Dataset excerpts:
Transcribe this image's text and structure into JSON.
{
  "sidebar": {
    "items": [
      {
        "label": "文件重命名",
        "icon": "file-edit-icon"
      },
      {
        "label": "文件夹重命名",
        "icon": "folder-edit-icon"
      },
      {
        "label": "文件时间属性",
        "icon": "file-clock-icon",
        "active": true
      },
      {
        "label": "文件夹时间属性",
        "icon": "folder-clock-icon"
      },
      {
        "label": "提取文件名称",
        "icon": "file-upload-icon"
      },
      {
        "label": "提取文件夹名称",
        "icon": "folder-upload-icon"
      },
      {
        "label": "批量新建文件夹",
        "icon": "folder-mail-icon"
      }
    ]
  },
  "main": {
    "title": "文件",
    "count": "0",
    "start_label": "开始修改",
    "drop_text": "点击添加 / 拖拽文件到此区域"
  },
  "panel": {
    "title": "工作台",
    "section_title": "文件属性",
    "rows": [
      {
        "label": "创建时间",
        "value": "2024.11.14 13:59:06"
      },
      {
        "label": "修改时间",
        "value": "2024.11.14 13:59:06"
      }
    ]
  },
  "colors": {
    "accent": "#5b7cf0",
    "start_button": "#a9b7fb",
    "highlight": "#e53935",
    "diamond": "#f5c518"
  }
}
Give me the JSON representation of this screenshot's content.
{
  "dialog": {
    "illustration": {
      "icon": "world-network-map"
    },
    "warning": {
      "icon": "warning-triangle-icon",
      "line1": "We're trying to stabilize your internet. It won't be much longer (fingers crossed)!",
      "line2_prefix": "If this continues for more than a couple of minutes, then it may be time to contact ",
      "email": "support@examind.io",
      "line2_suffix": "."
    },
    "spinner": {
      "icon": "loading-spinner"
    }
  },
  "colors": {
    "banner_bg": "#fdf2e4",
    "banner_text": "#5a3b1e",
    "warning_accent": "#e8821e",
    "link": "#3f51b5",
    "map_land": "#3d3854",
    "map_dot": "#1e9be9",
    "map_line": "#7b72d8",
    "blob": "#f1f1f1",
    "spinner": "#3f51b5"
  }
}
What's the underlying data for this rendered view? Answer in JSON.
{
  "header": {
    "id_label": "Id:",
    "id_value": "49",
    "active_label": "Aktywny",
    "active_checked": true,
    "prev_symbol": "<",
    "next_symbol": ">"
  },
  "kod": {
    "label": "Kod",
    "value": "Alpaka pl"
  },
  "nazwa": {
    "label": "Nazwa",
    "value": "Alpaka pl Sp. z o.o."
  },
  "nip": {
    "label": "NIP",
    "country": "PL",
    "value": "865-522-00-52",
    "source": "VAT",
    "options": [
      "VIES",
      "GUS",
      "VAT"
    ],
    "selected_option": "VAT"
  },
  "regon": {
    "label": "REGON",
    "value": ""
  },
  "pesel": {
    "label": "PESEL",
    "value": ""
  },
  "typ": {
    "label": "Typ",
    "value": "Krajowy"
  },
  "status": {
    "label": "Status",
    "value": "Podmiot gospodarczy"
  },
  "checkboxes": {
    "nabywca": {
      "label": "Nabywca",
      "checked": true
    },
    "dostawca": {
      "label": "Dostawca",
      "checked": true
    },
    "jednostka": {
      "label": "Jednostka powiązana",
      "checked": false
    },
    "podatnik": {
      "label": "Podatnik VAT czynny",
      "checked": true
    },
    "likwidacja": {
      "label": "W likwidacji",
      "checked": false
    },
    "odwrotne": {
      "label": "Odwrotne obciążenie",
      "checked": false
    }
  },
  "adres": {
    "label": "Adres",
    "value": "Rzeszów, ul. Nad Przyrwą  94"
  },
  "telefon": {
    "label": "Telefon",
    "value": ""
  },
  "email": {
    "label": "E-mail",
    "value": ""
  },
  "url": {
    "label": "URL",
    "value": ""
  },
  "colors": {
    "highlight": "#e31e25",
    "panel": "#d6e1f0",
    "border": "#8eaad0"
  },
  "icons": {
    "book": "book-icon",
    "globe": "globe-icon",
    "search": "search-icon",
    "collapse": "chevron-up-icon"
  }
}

Problem requirements: Spot every line that holds "spinner" and copy it.

Result for this task:
    "spinner": {
      "icon": "loading-spinner"
    "spinner": "#3f51b5"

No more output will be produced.